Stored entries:
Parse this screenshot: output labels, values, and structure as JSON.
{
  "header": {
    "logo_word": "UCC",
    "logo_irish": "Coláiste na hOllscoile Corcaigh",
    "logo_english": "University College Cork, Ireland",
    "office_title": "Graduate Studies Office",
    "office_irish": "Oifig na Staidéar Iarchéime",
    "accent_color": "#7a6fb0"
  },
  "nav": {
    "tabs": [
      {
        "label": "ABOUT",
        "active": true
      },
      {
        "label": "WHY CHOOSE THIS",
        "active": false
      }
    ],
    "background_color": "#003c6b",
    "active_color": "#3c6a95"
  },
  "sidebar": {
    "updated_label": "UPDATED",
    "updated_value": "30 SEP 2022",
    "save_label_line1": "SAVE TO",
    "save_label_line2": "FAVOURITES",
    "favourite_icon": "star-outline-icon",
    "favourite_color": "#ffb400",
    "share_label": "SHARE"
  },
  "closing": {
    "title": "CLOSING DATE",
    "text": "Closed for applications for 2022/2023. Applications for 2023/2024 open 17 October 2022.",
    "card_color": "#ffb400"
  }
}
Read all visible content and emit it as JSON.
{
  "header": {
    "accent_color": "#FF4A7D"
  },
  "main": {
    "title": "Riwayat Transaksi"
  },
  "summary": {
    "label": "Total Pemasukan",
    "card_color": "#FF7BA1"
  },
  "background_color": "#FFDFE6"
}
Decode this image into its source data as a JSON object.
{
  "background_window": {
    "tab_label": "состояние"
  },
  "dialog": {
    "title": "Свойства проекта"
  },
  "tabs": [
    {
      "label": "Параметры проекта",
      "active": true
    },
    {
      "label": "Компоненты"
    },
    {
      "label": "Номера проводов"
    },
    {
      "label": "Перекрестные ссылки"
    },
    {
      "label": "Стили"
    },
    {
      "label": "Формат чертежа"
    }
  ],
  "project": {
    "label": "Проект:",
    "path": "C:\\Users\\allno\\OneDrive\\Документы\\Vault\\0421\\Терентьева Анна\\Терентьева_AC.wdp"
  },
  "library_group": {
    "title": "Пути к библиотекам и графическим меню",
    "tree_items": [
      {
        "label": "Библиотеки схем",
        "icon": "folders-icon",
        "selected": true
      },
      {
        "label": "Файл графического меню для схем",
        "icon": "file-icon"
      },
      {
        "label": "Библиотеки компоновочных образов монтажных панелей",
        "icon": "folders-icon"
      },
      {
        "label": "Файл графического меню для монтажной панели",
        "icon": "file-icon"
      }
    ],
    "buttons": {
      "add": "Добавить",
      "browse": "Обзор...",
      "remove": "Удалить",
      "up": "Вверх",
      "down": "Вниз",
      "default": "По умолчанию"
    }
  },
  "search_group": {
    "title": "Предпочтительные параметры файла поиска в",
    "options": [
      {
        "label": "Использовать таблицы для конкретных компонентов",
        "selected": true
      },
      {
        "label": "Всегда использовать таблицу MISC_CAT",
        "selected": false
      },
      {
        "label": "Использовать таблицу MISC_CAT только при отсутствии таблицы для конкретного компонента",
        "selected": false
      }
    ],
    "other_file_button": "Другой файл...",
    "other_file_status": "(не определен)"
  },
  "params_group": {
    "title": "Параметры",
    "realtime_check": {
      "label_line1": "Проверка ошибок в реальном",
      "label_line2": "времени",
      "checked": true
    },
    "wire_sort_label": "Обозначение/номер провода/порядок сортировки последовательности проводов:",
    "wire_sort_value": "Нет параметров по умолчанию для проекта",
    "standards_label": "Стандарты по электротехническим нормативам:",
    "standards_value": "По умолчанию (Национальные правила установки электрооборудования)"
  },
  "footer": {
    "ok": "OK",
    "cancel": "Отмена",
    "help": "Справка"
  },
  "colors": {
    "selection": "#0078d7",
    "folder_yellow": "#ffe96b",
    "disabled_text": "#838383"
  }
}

§ TO BE DONE
Repeat the material from above exactly, word for word.

§ FINISHED EXERCISE
Parse this screenshot: output labels, values, and structure as JSON.
{
  "header": {
    "logo_word": "UCC",
    "logo_irish": "Coláiste na hOllscoile Corcaigh",
    "logo_english": "University College Cork, Ireland",
    "office_title": "Graduate Studies Office",
    "office_irish": "Oifig na Staidéar Iarchéime",
    "accent_color": "#7a6fb0"
  },
  "nav": {
    "tabs": [
      {
        "label": "ABOUT",
        "active": true
      },
      {
        "label": "WHY CHOOSE THIS",
        "active": false
      }
    ],
    "background_color": "#003c6b",
    "active_color": "#3c6a95"
  },
  "sidebar": {
    "updated_label": "UPDATED",
    "updated_value": "30 SEP 2022",
    "save_label_line1": "SAVE TO",
    "save_label_line2": "FAVOURITES",
    "favourite_icon": "star-outline-icon",
    "favourite_color": "#ffb400",
    "share_label": "SHARE"
  },
  "closing": {
    "title": "CLOSING DATE",
    "text": "Closed for applications for 2022/2023. Applications for 2023/2024 open 17 October 2022.",
    "card_color": "#ffb400"
  }
}
Read all visible content and emit it as JSON.
{
  "header": {
    "accent_color": "#FF4A7D"
  },
  "main": {
    "title": "Riwayat Transaksi"
  },
  "summary": {
    "label": "Total Pemasukan",
    "card_color": "#FF7BA1"
  },
  "background_color": "#FFDFE6"
}
Decode this image into its source data as a JSON object.
{
  "background_window": {
    "tab_label": "состояние"
  },
  "dialog": {
    "title": "Свойства проекта"
  },
  "tabs": [
    {
      "label": "Параметры проекта",
      "active": true
    },
    {
      "label": "Компоненты"
    },
    {
      "label": "Номера проводов"
    },
    {
      "label": "Перекрестные ссылки"
    },
    {
      "label": "Стили"
    },
    {
      "label": "Формат чертежа"
    }
  ],
  "project": {
    "label": "Проект:",
    "path": "C:\\Users\\allno\\OneDrive\\Документы\\Vault\\0421\\Терентьева Анна\\Терентьева_AC.wdp"
  },
  "library_group": {
    "title": "Пути к библиотекам и графическим меню",
    "tree_items": [
      {
        "label": "Библиотеки схем",
        "icon": "folders-icon",
        "selected": true
      },
      {
        "label": "Файл графического меню для схем",
        "icon": "file-icon"
      },
      {
        "label": "Библиотеки компоновочных образов монтажных панелей",
        "icon": "folders-icon"
      },
      {
        "label": "Файл графического меню для монтажной панели",
        "icon": "file-icon"
      }
    ],
    "buttons": {
      "add": "Добавить",
      "browse": "Обзор...",
      "remove": "Удалить",
      "up": "Вверх",
      "down": "Вниз",
      "default": "По умолчанию"
    }
  },
  "search_group": {
    "title": "Предпочтительные параметры файла поиска в",
    "options": [
      {
        "label": "Использовать таблицы для конкретных компонентов",
        "selected": true
      },
      {
        "label": "Всегда использовать таблицу MISC_CAT",
        "selected": false
      },
      {
        "label": "Использовать таблицу MISC_CAT только при отсутствии таблицы для конкретного компонента",
        "selected": false
      }
    ],
    "other_file_button": "Другой файл...",
    "other_file_status": "(не определен)"
  },
  "params_group": {
    "title": "Параметры",
    "realtime_check": {
      "label_line1": "Проверка ошибок в реальном",
      "label_line2": "времени",
      "checked": true
    },
    "wire_sort_label": "Обозначение/номер провода/порядок сортировки последовательности проводов:",
    "wire_sort_value": "Нет параметров по умолчанию для проекта",
    "standards_label": "Стандарты по электротехническим нормативам:",
    "standards_value": "По умолчанию (Национальные правила установки электрооборудования)"
  },
  "footer": {
    "ok": "OK",
    "cancel": "Отмена",
    "help": "Справка"
  },
  "colors": {
    "selection": "#0078d7",
    "folder_yellow": "#ffe96b",
    "disabled_text": "#838383"
  }
}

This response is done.